### Exercise objective
Isolate every line in the data with the string "experiment" and copy it.

Extracted records:
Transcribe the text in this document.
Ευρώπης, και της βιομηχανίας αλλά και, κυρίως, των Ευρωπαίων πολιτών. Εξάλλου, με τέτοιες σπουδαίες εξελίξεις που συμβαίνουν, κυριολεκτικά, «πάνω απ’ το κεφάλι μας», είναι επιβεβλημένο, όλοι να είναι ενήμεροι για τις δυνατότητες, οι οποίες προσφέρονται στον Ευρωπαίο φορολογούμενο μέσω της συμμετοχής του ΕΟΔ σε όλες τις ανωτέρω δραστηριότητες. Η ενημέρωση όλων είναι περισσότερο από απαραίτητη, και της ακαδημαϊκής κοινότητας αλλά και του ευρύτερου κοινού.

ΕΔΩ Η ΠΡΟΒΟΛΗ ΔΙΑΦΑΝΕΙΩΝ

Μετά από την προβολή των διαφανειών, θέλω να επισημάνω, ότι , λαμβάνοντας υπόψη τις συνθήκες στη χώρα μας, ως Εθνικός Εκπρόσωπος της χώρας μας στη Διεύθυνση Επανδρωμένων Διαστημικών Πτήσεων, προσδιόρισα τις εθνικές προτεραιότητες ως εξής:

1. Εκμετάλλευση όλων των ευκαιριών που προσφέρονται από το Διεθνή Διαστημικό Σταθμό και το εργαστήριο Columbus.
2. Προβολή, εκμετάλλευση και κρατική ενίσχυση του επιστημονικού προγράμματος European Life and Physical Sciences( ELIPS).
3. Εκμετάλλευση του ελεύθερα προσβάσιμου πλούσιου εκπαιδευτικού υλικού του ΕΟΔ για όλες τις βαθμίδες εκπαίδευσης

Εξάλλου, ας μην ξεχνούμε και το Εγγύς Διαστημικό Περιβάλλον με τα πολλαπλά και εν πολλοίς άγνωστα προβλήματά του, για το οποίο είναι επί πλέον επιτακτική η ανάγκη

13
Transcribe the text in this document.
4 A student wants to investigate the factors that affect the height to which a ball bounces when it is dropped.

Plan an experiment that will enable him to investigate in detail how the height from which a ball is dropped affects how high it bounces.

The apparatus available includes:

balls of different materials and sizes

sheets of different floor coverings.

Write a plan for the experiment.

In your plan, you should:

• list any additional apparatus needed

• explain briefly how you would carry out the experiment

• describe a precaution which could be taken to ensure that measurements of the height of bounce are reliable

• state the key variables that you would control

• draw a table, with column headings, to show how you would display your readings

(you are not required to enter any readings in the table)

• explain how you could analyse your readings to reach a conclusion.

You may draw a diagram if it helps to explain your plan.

### Complete answer
Plan an experiment that will enable him to investigate in detail how the height from which a ball is dropped affects how high it bounces.
Write a plan for the experiment.
• explain briefly how you would carry out the experiment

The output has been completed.